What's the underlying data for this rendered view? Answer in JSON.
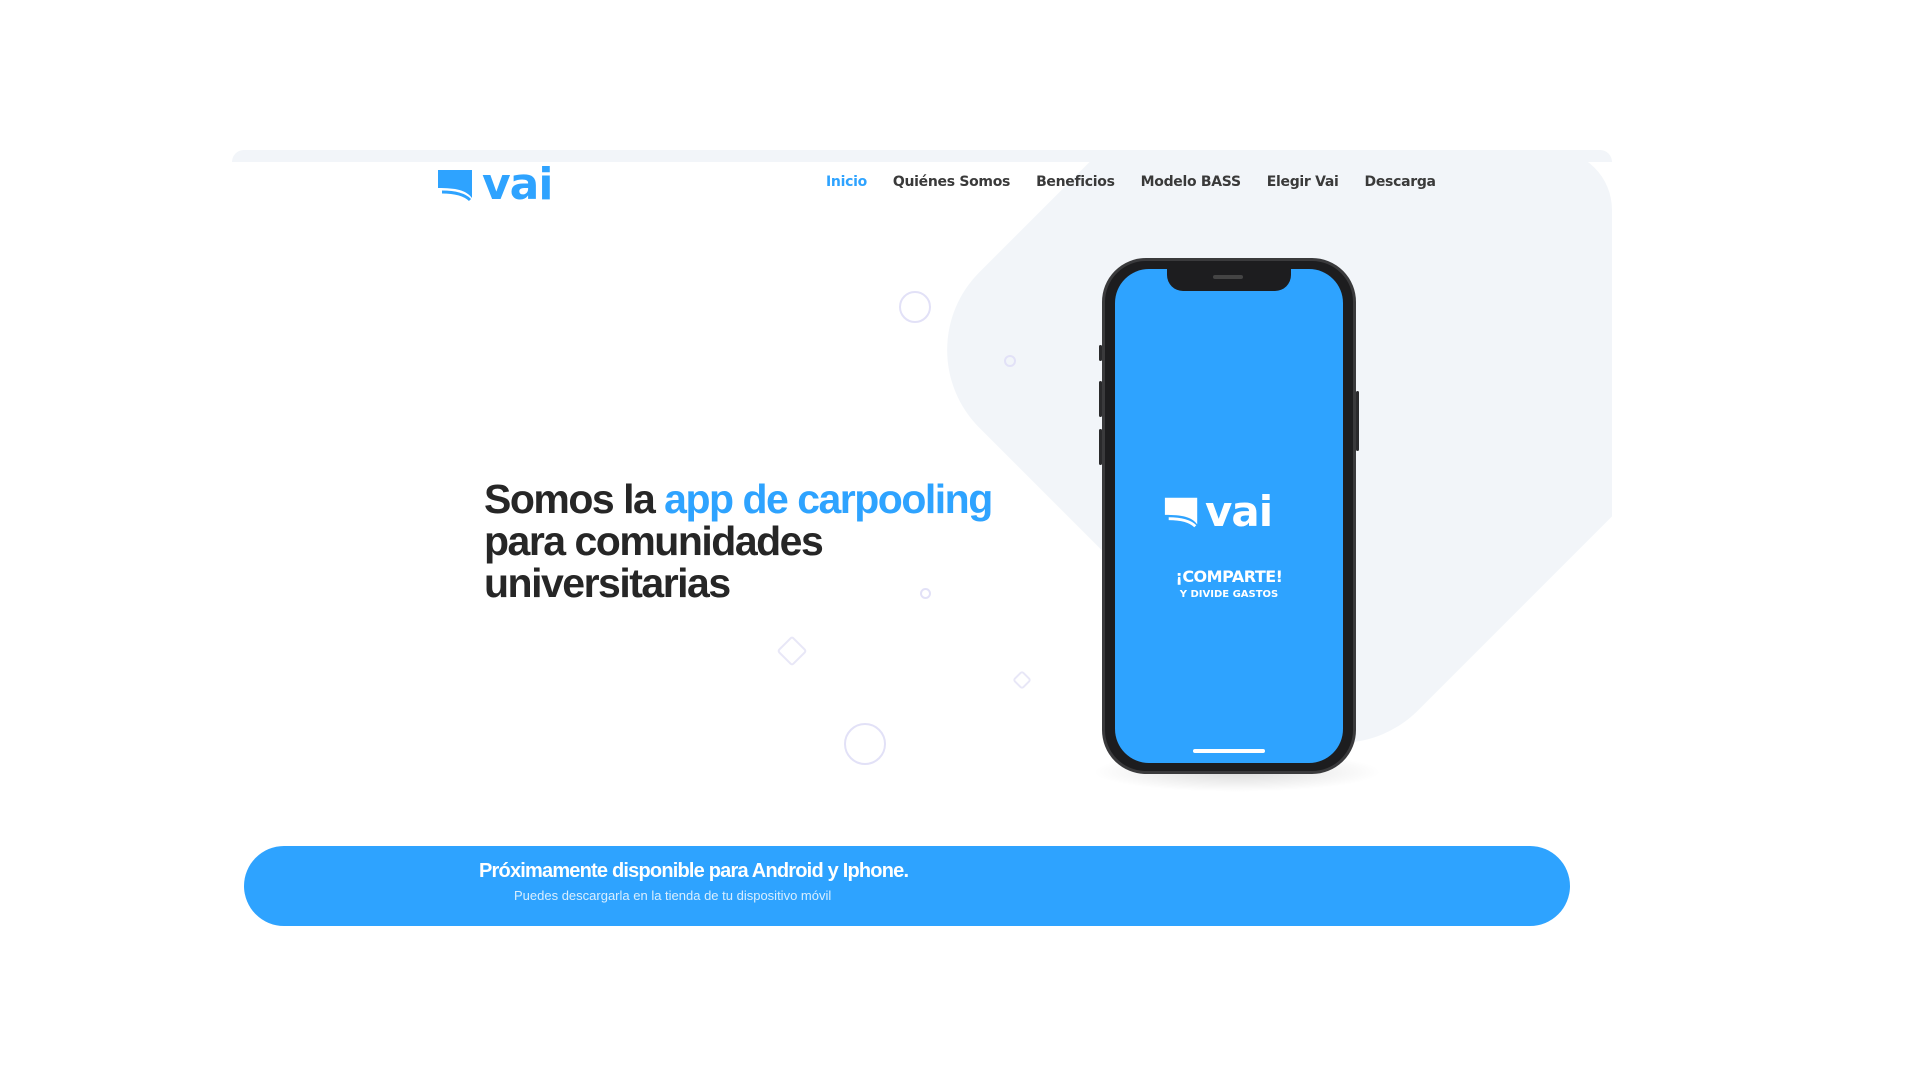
{
  "brand": {
    "name": "vai",
    "accent_color": "#2ea3ff",
    "logo_icon": "flag-logo-icon"
  },
  "nav": {
    "items": [
      {
        "label": "Inicio",
        "active": true
      },
      {
        "label": "Quiénes Somos",
        "active": false
      },
      {
        "label": "Beneficios",
        "active": false
      },
      {
        "label": "Modelo BASS",
        "active": false
      },
      {
        "label": "Elegir Vai",
        "active": false
      },
      {
        "label": "Descarga",
        "active": false
      }
    ]
  },
  "hero": {
    "prefix": "Somos la ",
    "highlight": "app de carpooling",
    "rest_line2": "para comunidades",
    "rest_line3": "universitarias"
  },
  "phone": {
    "app_name": "vai",
    "tagline": "¡COMPARTE!",
    "subtagline": "Y DIVIDE GASTOS"
  },
  "banner": {
    "title": "Próximamente disponible para Android y Iphone.",
    "subtitle": "Puedes descargarla en la tienda de tu dispositivo móvil"
  }
}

*-*-*

Task directions: Locate all lines holding the word "Somos", then copy them out.

Expected answer:
        "label": "Quiénes Somos",
    "prefix": "Somos la ",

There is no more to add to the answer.